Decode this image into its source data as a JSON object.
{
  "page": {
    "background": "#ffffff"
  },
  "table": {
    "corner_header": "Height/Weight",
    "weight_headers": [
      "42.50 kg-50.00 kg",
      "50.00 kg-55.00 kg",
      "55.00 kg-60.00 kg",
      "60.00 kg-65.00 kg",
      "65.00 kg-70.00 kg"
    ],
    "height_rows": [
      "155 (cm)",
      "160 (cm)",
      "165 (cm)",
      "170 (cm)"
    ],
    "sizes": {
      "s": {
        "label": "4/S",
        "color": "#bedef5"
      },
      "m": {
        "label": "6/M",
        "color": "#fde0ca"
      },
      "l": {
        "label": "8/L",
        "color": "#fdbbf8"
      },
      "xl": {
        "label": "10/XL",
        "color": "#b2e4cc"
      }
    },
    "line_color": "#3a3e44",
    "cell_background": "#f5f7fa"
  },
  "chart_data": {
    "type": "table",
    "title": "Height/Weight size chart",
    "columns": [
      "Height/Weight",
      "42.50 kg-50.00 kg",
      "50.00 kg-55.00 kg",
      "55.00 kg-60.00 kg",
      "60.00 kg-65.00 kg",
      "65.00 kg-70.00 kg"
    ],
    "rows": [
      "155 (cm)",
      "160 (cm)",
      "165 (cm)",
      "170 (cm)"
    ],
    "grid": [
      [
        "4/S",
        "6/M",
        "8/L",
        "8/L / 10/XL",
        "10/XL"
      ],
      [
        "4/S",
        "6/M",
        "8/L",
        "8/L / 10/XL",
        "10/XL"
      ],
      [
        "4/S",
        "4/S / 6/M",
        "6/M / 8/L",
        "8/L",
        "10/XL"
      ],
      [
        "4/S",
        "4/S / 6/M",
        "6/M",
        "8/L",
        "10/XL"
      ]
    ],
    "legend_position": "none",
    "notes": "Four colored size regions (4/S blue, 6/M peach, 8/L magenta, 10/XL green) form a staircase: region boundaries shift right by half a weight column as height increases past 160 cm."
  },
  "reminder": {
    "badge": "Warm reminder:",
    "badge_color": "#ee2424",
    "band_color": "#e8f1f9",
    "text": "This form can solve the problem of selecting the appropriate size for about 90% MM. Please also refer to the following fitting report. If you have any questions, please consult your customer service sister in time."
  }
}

══════

__TASK DIRECTIONS__.
Each line above is to be repeated exactly.

__SOLVED PROBLEM__.
Decode this image into its source data as a JSON object.
{
  "page": {
    "background": "#ffffff"
  },
  "table": {
    "corner_header": "Height/Weight",
    "weight_headers": [
      "42.50 kg-50.00 kg",
      "50.00 kg-55.00 kg",
      "55.00 kg-60.00 kg",
      "60.00 kg-65.00 kg",
      "65.00 kg-70.00 kg"
    ],
    "height_rows": [
      "155 (cm)",
      "160 (cm)",
      "165 (cm)",
      "170 (cm)"
    ],
    "sizes": {
      "s": {
        "label": "4/S",
        "color": "#bedef5"
      },
      "m": {
        "label": "6/M",
        "color": "#fde0ca"
      },
      "l": {
        "label": "8/L",
        "color": "#fdbbf8"
      },
      "xl": {
        "label": "10/XL",
        "color": "#b2e4cc"
      }
    },
    "line_color": "#3a3e44",
    "cell_background": "#f5f7fa"
  },
  "chart_data": {
    "type": "table",
    "title": "Height/Weight size chart",
    "columns": [
      "Height/Weight",
      "42.50 kg-50.00 kg",
      "50.00 kg-55.00 kg",
      "55.00 kg-60.00 kg",
      "60.00 kg-65.00 kg",
      "65.00 kg-70.00 kg"
    ],
    "rows": [
      "155 (cm)",
      "160 (cm)",
      "165 (cm)",
      "170 (cm)"
    ],
    "grid": [
      [
        "4/S",
        "6/M",
        "8/L",
        "8/L / 10/XL",
        "10/XL"
      ],
      [
        "4/S",
        "6/M",
        "8/L",
        "8/L / 10/XL",
        "10/XL"
      ],
      [
        "4/S",
        "4/S / 6/M",
        "6/M / 8/L",
        "8/L",
        "10/XL"
      ],
      [
        "4/S",
        "4/S / 6/M",
        "6/M",
        "8/L",
        "10/XL"
      ]
    ],
    "legend_position": "none",
    "notes": "Four colored size regions (4/S blue, 6/M peach, 8/L magenta, 10/XL green) form a staircase: region boundaries shift right by half a weight column as height increases past 160 cm."
  },
  "reminder": {
    "badge": "Warm reminder:",
    "badge_color": "#ee2424",
    "band_color": "#e8f1f9",
    "text": "This form can solve the problem of selecting the appropriate size for about 90% MM. Please also refer to the following fitting report. If you have any questions, please consult your customer service sister in time."
  }
}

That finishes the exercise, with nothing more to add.